**YOUR INSTRUCTIONS:** Please format the stretch of rows from the very first one through the line containing "open-paren: (: [170, 134, 179, 172]", both ends included, as a numbered list, and leave out any blank lines.

(Labeled region entries)

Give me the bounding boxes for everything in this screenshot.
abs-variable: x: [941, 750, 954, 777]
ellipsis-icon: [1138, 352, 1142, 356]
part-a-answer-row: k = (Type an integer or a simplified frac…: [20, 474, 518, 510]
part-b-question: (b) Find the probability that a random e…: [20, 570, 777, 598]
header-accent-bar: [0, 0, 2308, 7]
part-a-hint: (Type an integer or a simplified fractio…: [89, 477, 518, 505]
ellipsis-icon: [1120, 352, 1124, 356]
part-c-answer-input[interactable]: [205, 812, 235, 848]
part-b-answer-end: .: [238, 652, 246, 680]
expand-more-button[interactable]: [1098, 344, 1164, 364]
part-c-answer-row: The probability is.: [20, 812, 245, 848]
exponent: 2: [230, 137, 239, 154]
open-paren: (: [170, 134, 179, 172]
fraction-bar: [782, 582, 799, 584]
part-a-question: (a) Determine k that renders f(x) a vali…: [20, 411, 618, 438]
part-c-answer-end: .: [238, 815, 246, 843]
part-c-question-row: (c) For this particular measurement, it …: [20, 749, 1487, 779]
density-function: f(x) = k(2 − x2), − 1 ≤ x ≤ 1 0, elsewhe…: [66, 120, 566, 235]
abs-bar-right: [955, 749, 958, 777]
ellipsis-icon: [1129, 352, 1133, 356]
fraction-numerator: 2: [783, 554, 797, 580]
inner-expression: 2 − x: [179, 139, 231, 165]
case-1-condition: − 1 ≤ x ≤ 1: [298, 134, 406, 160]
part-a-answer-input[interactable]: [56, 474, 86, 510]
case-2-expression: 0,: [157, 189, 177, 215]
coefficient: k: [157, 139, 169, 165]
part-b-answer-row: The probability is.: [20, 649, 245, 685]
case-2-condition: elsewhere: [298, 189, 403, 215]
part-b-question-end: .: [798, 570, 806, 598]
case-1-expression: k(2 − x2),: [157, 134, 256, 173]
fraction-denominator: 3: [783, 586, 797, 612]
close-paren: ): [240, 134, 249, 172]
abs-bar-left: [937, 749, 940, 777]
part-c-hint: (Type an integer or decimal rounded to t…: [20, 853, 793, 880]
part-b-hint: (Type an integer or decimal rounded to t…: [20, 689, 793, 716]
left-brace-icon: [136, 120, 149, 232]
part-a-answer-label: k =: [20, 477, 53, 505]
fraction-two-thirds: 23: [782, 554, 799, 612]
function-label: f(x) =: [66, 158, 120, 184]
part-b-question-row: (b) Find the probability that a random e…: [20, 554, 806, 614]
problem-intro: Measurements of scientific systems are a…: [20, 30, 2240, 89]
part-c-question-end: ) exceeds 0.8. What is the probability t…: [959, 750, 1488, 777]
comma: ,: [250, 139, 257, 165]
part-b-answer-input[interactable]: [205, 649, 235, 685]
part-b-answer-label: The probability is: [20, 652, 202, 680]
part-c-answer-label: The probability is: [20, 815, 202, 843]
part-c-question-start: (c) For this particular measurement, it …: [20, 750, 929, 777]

**RESPONSE TO THE TASK:**
1. Give me the bounding boxes for everything in this screenshot.
2. abs-variable: x: [941, 750, 954, 777]
3. ellipsis-icon: [1138, 352, 1142, 356]
4. part-a-answer-row: k = (Type an integer or a simplified frac…: [20, 474, 518, 510]
5. part-b-question: (b) Find the probability that a random e…: [20, 570, 777, 598]
6. header-accent-bar: [0, 0, 2308, 7]
7. part-a-hint: (Type an integer or a simplified fractio…: [89, 477, 518, 505]
8. ellipsis-icon: [1120, 352, 1124, 356]
9. part-c-answer-input[interactable]: [205, 812, 235, 848]
10. part-b-answer-end: .: [238, 652, 246, 680]
11. expand-more-button[interactable]: [1098, 344, 1164, 364]
12. part-c-answer-row: The probability is.: [20, 812, 245, 848]
13. exponent: 2: [230, 137, 239, 154]
14. open-paren: (: [170, 134, 179, 172]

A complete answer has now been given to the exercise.